[[ Selected extract open ]]

American ice hockey player

Jonathan Bruce Gillies (born January 22, 1994) is an American professional ice hockey goaltender currently playing for the Syracuse Crunch of the American Hockey League (AHL). He has previously played in the National Hockey League (NHL).

==Playing career==
As a youth, Gillies played in the 2007 Quebec International Pee-Wee Hockey Tournament with the Middlesex Islanders minor ice hockey team, along with teammates Matt Grzelcyk and Miles Wood.

Gillies played collegiate hockey with the Providence Friars in the NCAA Men's Division I Hockey East conference. In his freshman year, Gillies's outstanding play was rewarded with a selection to the 2012–13 All-Hockey East First Team. He was the starting goaltender for the United States at the 2014 World Juniors and played nearly every minute of the tournament, but failed to medal. During his junior season, Gillies led the Friars to the NCAA title, being chosen as the Frozen Four Most Outstanding Player.

[[ Selected extract closed ]]

# How to complete this task
Please explain, using the hockey biography above, why Gillies was named to the 2012–13 All-Hockey East First Team.

[[ Extracted information open ]]

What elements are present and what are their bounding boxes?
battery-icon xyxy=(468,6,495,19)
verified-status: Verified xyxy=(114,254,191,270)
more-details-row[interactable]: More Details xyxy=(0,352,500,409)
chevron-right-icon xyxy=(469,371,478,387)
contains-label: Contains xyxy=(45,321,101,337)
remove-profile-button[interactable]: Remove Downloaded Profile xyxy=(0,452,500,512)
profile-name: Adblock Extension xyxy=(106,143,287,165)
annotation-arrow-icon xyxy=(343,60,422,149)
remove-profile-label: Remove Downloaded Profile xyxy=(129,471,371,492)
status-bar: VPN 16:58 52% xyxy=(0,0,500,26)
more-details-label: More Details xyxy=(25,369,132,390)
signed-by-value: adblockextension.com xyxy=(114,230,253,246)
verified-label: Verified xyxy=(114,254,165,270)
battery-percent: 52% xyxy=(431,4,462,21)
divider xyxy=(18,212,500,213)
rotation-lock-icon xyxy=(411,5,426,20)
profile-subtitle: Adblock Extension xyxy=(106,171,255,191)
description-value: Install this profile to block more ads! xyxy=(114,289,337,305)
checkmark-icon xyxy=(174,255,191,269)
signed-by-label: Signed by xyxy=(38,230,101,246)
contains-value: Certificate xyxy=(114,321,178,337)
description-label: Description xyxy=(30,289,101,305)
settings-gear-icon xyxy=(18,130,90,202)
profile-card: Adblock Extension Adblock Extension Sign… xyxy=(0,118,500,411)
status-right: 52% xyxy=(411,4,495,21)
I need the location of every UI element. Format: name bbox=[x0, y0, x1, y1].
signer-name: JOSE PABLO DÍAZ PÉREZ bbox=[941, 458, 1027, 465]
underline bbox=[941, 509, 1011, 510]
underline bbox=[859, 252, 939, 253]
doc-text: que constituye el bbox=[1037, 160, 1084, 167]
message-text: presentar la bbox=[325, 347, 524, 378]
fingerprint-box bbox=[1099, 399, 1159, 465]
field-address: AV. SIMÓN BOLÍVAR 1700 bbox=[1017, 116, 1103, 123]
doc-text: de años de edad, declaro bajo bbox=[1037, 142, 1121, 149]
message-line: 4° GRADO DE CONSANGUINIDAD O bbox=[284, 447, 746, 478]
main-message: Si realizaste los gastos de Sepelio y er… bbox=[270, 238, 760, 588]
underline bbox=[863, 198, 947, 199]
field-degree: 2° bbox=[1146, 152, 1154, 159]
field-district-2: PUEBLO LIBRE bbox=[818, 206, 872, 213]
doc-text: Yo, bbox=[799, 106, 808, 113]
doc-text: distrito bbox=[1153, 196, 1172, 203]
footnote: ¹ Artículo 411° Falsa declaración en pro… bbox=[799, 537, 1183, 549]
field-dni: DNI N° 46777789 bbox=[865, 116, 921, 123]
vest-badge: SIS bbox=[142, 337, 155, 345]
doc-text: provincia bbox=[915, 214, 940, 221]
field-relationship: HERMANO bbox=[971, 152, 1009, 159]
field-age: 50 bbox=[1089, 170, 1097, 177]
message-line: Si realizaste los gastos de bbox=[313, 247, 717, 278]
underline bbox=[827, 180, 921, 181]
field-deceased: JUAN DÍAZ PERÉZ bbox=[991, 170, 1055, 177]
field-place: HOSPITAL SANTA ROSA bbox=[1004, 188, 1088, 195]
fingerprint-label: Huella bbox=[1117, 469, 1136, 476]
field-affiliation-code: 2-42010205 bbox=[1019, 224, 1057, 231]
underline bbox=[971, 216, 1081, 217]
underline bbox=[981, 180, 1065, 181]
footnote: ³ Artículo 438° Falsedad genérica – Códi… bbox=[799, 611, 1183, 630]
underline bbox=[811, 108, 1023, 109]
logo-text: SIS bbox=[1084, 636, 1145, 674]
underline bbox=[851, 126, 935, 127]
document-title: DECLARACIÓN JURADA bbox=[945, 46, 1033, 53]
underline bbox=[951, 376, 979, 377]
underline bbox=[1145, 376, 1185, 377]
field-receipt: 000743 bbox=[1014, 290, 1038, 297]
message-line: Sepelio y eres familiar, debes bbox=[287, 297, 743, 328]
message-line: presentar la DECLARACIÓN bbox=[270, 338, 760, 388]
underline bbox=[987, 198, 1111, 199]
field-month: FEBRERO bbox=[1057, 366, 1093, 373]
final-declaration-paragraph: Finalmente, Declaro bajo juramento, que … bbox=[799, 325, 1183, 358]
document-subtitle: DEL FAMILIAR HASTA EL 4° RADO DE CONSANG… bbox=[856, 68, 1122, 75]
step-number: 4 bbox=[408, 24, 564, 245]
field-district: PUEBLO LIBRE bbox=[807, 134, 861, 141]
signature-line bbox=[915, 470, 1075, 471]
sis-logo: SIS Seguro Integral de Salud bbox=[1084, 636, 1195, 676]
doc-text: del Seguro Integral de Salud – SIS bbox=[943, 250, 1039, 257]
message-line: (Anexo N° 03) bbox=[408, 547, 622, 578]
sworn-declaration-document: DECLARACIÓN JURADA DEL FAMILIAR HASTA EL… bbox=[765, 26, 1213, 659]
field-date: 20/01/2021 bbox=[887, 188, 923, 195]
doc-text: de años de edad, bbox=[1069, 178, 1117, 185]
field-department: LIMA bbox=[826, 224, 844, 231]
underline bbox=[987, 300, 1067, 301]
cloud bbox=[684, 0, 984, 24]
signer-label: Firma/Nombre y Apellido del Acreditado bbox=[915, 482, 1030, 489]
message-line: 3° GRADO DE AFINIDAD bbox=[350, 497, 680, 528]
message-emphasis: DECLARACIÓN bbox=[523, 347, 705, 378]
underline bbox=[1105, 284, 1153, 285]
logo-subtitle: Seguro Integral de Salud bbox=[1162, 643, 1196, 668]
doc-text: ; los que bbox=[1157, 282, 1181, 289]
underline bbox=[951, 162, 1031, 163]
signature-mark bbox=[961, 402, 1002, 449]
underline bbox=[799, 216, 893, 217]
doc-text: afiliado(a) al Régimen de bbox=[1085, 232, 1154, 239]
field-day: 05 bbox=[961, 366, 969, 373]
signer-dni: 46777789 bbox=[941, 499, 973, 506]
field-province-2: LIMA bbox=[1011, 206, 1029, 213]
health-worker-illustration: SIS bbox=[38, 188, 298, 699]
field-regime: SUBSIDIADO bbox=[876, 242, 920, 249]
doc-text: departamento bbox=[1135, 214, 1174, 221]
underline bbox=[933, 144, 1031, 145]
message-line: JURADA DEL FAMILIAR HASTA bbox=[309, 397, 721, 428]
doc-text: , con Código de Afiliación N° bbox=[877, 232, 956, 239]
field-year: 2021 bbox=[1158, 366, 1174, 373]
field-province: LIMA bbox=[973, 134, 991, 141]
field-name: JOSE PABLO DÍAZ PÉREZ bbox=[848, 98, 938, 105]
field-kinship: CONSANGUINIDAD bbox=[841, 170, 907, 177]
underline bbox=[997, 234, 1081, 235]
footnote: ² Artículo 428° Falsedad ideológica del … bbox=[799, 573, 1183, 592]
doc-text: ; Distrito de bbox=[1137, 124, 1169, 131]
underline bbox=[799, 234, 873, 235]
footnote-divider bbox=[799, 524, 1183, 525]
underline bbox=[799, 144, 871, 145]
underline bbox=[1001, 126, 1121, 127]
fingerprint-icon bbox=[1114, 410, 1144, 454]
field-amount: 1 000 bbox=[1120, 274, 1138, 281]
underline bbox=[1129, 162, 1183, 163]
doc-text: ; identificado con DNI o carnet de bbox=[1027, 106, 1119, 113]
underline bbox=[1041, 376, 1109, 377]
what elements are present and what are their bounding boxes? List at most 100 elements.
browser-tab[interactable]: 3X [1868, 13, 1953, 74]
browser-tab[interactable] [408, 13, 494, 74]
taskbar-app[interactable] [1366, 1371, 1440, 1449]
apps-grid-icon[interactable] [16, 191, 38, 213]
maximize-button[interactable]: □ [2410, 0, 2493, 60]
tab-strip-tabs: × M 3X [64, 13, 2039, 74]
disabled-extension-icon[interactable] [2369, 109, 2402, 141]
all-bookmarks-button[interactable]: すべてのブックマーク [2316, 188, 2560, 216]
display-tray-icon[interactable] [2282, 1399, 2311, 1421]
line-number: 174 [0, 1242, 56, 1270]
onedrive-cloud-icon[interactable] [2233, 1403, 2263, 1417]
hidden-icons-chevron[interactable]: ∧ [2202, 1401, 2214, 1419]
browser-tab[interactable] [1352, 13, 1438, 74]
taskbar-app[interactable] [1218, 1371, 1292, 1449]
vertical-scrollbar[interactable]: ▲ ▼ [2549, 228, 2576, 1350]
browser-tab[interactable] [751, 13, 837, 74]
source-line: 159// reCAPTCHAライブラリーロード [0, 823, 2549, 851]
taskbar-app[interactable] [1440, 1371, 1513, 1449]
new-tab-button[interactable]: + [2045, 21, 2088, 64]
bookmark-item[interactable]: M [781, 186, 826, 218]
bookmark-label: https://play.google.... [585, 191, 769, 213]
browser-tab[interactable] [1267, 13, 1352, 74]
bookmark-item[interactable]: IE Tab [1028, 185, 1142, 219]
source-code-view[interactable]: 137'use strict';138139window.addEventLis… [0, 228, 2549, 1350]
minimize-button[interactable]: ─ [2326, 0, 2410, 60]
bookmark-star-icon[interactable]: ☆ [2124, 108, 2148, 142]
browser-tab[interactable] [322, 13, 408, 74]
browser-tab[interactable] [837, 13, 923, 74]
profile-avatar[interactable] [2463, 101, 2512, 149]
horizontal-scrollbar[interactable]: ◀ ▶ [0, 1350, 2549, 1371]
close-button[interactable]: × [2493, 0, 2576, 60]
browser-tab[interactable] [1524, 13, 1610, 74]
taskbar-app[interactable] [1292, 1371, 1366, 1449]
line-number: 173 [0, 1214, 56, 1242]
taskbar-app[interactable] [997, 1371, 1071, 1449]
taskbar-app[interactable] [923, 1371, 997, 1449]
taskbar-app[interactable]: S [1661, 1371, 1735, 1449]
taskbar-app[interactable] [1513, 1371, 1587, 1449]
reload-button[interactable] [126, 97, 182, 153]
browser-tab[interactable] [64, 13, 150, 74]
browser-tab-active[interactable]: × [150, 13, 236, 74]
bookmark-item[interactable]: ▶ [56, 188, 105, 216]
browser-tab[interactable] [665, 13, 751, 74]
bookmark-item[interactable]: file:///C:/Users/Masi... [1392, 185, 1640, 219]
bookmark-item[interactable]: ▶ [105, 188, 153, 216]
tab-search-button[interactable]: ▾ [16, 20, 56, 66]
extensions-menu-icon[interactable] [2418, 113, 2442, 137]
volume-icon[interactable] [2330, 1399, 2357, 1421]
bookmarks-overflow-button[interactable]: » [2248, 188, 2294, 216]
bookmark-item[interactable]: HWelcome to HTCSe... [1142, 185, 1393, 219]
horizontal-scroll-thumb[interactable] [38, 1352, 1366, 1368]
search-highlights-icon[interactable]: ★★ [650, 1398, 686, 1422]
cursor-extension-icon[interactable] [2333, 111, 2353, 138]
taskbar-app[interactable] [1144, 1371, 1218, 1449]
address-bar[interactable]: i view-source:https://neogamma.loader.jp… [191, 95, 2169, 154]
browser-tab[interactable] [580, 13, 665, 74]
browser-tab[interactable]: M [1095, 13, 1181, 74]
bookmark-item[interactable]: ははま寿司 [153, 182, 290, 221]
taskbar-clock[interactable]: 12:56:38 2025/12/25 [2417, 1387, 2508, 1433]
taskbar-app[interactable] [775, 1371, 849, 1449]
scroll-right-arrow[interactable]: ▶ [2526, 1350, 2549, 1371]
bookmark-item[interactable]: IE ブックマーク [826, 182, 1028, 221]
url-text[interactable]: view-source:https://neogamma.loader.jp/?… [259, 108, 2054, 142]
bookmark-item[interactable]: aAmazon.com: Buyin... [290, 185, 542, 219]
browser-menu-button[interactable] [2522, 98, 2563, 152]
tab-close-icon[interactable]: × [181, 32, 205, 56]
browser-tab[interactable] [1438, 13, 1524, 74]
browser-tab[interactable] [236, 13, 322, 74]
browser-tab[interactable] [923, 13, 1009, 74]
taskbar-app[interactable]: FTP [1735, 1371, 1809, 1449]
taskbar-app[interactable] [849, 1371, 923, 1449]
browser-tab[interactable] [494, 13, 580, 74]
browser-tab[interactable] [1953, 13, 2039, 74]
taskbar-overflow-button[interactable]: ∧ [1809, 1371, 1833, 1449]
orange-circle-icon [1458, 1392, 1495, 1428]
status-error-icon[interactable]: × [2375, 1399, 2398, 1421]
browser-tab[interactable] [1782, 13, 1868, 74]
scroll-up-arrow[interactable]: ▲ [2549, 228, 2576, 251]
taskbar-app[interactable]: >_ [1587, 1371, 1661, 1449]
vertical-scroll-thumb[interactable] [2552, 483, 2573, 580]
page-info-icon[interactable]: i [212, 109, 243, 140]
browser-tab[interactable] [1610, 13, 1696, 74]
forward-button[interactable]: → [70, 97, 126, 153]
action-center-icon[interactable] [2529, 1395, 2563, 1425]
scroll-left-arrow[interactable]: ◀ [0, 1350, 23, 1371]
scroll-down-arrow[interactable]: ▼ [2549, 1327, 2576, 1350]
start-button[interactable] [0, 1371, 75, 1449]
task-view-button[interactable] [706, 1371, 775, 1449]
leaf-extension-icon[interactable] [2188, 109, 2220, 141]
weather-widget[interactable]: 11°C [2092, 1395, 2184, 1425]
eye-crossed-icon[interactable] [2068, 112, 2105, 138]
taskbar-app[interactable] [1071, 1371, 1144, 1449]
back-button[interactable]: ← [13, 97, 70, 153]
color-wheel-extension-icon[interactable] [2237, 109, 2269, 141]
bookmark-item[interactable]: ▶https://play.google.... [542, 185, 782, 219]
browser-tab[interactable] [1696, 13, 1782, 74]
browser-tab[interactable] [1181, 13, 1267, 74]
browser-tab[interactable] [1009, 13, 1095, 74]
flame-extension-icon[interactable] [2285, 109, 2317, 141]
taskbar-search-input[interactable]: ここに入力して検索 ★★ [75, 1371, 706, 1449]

[[ Extracted information closed ]]

# Output below
He was selected as a reward for his outstanding play in his freshman year with the Providence Friars.